[Data records]
· · · ·

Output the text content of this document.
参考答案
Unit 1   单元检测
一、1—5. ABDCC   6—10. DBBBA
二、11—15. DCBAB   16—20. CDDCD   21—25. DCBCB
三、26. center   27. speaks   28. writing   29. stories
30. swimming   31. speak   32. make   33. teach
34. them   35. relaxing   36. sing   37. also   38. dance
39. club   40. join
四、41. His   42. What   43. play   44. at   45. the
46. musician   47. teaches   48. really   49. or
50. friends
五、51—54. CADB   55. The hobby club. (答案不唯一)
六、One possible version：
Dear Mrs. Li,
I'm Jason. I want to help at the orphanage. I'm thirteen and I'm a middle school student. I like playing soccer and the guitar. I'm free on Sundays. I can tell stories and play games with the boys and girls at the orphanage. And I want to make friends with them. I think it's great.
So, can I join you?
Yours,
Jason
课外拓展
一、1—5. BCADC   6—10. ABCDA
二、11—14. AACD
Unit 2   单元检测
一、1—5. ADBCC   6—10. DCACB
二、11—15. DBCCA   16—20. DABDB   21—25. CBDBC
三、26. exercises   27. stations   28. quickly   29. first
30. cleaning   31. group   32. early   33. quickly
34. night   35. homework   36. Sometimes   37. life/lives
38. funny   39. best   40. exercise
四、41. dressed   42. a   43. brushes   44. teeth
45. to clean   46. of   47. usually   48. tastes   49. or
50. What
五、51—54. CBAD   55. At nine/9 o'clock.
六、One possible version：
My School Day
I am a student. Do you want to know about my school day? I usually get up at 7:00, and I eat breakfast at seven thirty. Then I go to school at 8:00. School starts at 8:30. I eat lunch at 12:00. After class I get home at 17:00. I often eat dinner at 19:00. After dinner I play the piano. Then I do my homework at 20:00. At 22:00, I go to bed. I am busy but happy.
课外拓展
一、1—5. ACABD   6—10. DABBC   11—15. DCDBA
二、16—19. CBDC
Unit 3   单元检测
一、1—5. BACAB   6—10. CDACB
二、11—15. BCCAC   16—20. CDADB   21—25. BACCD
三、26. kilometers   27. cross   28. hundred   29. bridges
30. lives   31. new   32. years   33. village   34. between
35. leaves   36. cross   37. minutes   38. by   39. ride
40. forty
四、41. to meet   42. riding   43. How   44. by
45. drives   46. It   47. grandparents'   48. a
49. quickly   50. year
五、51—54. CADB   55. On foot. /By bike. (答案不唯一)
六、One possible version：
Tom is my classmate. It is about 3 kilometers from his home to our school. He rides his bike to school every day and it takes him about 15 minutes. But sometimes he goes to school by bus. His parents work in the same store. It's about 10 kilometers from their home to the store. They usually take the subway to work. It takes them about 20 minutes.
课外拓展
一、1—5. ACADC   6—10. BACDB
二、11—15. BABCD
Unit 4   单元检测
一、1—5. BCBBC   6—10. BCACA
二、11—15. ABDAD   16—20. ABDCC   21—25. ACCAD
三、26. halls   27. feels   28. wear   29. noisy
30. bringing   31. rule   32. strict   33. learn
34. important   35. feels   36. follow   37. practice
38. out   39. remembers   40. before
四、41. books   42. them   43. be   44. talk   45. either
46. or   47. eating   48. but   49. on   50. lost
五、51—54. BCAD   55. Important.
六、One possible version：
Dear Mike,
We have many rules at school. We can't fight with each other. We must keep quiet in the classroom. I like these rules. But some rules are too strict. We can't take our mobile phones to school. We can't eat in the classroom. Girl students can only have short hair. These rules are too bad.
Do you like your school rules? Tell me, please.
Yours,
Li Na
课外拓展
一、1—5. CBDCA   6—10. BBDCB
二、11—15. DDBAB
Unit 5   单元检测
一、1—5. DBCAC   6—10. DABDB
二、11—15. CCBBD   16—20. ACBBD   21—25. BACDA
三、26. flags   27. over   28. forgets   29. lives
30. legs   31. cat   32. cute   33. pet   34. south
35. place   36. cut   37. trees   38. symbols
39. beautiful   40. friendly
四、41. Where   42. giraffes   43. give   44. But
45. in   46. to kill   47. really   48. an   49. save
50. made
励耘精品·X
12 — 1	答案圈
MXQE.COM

· · · ·

◆ **Exercise directions**:
Faithfully reproduce all of the records, character for character.

◆ **Answer to the task**:
Output the text content of this document.
参考答案
Unit 1   单元检测
一、1—5. ABDCC   6—10. DBBBA
二、11—15. DCBAB   16—20. CDDCD   21—25. DCBCB
三、26. center   27. speaks   28. writing   29. stories
30. swimming   31. speak   32. make   33. teach
34. them   35. relaxing   36. sing   37. also   38. dance
39. club   40. join
四、41. His   42. What   43. play   44. at   45. the
46. musician   47. teaches   48. really   49. or
50. friends
五、51—54. CADB   55. The hobby club. (答案不唯一)
六、One possible version：
Dear Mrs. Li,
I'm Jason. I want to help at the orphanage. I'm thirteen and I'm a middle school student. I like playing soccer and the guitar. I'm free on Sundays. I can tell stories and play games with the boys and girls at the orphanage. And I want to make friends with them. I think it's great.
So, can I join you?
Yours,
Jason
课外拓展
一、1—5. BCADC   6—10. ABCDA
二、11—14. AACD
Unit 2   单元检测
一、1—5. ADBCC   6—10. DCACB
二、11—15. DBCCA   16—20. DABDB   21—25. CBDBC
三、26. exercises   27. stations   28. quickly   29. first
30. cleaning   31. group   32. early   33. quickly
34. night   35. homework   36. Sometimes   37. life/lives
38. funny   39. best   40. exercise
四、41. dressed   42. a   43. brushes   44. teeth
45. to clean   46. of   47. usually   48. tastes   49. or
50. What
五、51—54. CBAD   55. At nine/9 o'clock.
六、One possible version：
My School Day
I am a student. Do you want to know about my school day? I usually get up at 7:00, and I eat breakfast at seven thirty. Then I go to school at 8:00. School starts at 8:30. I eat lunch at 12:00. After class I get home at 17:00. I often eat dinner at 19:00. After dinner I play the piano. Then I do my homework at 20:00. At 22:00, I go to bed. I am busy but happy.
课外拓展
一、1—5. ACABD   6—10. DABBC   11—15. DCDBA
二、16—19. CBDC
Unit 3   单元检测
一、1—5. BACAB   6—10. CDACB
二、11—15. BCCAC   16—20. CDADB   21—25. BACCD
三、26. kilometers   27. cross   28. hundred   29. bridges
30. lives   31. new   32. years   33. village   34. between
35. leaves   36. cross   37. minutes   38. by   39. ride
40. forty
四、41. to meet   42. riding   43. How   44. by
45. drives   46. It   47. grandparents'   48. a
49. quickly   50. year
五、51—54. CADB   55. On foot. /By bike. (答案不唯一)
六、One possible version：
Tom is my classmate. It is about 3 kilometers from his home to our school. He rides his bike to school every day and it takes him about 15 minutes. But sometimes he goes to school by bus. His parents work in the same store. It's about 10 kilometers from their home to the store. They usually take the subway to work. It takes them about 20 minutes.
课外拓展
一、1—5. ACADC   6—10. BACDB
二、11—15. BABCD
Unit 4   单元检测
一、1—5. BCBBC   6—10. BCACA
二、11—15. ABDAD   16—20. ABDCC   21—25. ACCAD
三、26. halls   27. feels   28. wear   29. noisy
30. bringing   31. rule   32. strict   33. learn
34. important   35. feels   36. follow   37. practice
38. out   39. remembers   40. before
四、41. books   42. them   43. be   44. talk   45. either
46. or   47. eating   48. but   49. on   50. lost
五、51—54. BCAD   55. Important.
六、One possible version：
Dear Mike,
We have many rules at school. We can't fight with each other. We must keep quiet in the classroom. I like these rules. But some rules are too strict. We can't take our mobile phones to school. We can't eat in the classroom. Girl students can only have short hair. These rules are too bad.
Do you like your school rules? Tell me, please.
Yours,
Li Na
课外拓展
一、1—5. CBDCA   6—10. BBDCB
二、11—15. DDBAB
Unit 5   单元检测
一、1—5. DBCAC   6—10. DABDB
二、11—15. CCBBD   16—20. ACBBD   21—25. BACDA
三、26. flags   27. over   28. forgets   29. lives
30. legs   31. cat   32. cute   33. pet   34. south
35. place   36. cut   37. trees   38. symbols
39. beautiful   40. friendly
四、41. Where   42. giraffes   43. give   44. But
45. in   46. to kill   47. really   48. an   49. save
50. made
励耘精品·X
12 — 1	答案圈
MXQE.COM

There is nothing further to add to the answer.